### [AIM]
Pick out each line containing the string "into" and copy it.

#### MATERIAL PROVIDED

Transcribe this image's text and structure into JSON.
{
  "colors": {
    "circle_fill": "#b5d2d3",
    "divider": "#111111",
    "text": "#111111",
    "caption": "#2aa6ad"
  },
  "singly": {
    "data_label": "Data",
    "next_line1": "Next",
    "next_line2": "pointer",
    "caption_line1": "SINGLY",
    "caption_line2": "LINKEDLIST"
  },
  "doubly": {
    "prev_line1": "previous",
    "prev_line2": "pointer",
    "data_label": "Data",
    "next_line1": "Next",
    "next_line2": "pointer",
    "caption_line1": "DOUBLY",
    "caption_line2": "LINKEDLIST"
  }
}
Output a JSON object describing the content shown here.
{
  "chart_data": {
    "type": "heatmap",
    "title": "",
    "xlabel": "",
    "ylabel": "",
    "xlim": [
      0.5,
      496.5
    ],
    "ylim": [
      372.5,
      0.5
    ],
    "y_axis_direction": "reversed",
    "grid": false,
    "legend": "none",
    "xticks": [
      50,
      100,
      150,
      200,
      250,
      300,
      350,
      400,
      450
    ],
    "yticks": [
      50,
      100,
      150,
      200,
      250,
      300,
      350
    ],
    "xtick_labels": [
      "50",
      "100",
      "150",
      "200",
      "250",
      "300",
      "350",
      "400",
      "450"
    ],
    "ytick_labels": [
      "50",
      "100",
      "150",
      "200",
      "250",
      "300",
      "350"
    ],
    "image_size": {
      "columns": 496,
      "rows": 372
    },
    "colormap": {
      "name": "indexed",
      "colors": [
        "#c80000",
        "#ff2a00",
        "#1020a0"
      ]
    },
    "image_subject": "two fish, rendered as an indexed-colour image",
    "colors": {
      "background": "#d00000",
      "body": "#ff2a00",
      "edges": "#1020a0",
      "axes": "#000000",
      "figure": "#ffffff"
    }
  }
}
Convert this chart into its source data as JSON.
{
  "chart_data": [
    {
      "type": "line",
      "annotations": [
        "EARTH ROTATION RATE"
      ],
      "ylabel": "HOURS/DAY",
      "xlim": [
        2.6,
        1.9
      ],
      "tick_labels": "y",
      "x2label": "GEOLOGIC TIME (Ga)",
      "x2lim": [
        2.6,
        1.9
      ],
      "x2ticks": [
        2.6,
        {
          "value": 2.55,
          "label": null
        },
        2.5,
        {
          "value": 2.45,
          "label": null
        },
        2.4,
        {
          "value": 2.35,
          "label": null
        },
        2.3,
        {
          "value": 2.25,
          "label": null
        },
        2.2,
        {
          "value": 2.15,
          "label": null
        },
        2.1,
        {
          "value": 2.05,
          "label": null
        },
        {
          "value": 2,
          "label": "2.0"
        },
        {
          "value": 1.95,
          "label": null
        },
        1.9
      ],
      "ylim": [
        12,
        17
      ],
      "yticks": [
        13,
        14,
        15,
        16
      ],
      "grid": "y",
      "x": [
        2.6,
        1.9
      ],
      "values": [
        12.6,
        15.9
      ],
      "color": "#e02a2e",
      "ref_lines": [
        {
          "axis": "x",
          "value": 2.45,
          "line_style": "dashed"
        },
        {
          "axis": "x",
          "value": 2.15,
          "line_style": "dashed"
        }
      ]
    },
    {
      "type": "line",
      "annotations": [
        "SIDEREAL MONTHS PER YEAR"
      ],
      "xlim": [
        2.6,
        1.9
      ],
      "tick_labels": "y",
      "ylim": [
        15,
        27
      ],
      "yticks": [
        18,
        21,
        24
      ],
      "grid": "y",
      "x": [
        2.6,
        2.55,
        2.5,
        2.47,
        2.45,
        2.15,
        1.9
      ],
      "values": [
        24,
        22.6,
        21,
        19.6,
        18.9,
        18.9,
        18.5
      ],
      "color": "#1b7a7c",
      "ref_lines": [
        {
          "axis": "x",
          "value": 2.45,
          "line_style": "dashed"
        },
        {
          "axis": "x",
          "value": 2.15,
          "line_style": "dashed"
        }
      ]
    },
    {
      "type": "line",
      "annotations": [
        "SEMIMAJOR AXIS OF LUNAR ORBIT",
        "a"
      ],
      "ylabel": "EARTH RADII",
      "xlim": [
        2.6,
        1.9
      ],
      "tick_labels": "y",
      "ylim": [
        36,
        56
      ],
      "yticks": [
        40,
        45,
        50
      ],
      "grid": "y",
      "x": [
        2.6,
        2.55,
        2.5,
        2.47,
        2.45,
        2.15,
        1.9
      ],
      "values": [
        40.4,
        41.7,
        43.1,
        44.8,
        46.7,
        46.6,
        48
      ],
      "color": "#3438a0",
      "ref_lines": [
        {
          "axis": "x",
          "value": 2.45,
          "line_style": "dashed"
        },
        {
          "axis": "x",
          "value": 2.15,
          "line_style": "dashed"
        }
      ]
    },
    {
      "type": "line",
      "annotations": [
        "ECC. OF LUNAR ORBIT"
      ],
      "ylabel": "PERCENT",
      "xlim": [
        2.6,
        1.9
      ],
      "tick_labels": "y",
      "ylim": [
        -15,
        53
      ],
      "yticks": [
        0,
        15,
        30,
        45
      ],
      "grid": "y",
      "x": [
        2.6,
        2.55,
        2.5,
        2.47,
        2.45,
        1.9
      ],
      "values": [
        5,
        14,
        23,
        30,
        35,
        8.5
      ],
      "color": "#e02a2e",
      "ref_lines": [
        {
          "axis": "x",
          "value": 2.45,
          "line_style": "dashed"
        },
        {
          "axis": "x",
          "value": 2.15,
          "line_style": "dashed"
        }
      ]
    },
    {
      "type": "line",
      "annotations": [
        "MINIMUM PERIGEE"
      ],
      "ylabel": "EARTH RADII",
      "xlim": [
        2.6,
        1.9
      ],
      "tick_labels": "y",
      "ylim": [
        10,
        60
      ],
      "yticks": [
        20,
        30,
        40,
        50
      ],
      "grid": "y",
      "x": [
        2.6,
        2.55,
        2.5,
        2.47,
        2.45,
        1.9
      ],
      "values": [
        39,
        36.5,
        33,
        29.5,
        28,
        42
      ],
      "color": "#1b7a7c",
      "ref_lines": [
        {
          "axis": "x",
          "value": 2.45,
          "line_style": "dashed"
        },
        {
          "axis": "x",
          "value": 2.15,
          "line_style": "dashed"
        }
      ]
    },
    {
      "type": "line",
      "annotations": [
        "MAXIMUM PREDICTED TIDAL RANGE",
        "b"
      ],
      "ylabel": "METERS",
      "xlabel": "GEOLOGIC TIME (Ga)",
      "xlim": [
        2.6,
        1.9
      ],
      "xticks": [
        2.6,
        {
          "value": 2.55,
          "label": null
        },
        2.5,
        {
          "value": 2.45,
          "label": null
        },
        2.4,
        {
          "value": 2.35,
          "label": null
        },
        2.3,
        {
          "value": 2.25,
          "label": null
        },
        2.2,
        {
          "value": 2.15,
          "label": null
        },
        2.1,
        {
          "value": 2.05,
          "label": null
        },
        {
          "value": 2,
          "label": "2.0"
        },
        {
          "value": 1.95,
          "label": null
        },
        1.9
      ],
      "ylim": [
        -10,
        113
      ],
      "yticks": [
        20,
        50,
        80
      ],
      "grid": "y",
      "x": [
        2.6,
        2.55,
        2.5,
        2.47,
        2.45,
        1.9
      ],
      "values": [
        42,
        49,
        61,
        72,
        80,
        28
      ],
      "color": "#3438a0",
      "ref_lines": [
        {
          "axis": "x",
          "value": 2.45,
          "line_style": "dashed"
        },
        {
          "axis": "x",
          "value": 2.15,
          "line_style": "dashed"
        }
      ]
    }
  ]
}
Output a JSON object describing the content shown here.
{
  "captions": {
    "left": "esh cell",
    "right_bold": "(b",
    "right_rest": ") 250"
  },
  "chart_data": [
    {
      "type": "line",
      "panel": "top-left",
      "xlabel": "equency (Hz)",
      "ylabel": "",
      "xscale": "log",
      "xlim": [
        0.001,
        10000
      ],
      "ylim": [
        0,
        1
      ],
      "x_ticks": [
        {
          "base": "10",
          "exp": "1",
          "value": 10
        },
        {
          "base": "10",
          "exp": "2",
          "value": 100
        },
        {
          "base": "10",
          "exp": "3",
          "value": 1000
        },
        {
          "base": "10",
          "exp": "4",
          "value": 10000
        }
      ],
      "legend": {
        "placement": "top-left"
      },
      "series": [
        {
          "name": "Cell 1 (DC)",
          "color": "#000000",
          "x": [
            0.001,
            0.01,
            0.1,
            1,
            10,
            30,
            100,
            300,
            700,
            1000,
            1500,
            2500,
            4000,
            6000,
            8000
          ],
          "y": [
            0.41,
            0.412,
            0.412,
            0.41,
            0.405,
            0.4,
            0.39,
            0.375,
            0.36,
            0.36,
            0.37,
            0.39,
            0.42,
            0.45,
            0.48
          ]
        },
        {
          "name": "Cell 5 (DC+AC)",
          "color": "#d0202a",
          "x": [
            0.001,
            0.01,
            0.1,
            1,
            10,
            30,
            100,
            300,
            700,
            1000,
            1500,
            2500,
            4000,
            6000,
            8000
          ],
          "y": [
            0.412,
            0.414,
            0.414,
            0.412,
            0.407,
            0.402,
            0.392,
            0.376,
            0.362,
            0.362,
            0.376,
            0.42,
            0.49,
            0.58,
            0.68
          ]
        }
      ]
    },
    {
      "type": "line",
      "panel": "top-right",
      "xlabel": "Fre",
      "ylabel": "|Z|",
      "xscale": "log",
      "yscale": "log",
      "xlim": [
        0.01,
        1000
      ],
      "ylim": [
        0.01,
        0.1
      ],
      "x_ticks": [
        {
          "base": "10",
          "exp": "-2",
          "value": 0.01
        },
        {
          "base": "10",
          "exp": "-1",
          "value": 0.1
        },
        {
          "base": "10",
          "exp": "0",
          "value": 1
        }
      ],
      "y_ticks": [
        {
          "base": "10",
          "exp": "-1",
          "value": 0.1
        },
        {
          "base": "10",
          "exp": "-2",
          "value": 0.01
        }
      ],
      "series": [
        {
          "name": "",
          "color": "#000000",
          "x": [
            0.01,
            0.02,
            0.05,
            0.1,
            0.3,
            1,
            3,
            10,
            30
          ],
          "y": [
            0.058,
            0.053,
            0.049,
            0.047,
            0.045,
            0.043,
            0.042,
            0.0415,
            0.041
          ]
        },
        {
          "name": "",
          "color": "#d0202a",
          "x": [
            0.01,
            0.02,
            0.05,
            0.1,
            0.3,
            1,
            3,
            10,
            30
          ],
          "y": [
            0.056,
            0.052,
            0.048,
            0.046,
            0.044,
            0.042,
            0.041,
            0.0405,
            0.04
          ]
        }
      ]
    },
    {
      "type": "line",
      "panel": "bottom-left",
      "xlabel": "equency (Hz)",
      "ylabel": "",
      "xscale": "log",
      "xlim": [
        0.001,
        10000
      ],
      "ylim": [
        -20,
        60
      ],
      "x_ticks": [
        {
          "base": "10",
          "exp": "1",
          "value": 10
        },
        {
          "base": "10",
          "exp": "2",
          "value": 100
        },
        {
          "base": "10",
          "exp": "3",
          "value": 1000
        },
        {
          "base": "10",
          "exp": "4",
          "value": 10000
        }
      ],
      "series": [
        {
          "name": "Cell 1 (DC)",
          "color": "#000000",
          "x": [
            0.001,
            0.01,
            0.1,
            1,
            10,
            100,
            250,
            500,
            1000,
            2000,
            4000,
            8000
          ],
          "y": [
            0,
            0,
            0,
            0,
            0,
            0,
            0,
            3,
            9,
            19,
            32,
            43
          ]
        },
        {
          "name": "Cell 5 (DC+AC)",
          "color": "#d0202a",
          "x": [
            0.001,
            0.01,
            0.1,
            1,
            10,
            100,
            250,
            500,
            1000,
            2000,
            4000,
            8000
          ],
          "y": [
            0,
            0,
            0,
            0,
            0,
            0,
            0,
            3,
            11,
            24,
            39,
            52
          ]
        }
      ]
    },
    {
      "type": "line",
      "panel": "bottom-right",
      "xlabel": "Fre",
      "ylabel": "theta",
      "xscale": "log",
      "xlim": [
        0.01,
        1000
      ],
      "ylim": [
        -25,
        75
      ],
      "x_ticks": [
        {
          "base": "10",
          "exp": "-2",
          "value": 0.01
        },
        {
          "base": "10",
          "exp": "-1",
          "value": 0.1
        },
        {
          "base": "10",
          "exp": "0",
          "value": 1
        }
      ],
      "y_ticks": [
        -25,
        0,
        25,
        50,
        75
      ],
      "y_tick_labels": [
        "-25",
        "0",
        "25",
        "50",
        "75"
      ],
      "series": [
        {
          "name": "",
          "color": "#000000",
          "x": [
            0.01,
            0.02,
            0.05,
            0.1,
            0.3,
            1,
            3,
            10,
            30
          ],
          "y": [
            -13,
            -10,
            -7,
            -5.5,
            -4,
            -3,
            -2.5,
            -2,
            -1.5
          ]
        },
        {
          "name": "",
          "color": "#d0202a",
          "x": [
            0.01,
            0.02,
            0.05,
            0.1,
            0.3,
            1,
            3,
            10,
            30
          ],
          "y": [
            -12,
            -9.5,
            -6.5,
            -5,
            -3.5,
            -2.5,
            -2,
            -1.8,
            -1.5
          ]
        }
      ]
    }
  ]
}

########

### [RESULT BELOW]
Transcribe this image's text and structure into JSON.
Convert this chart into its source data as JSON.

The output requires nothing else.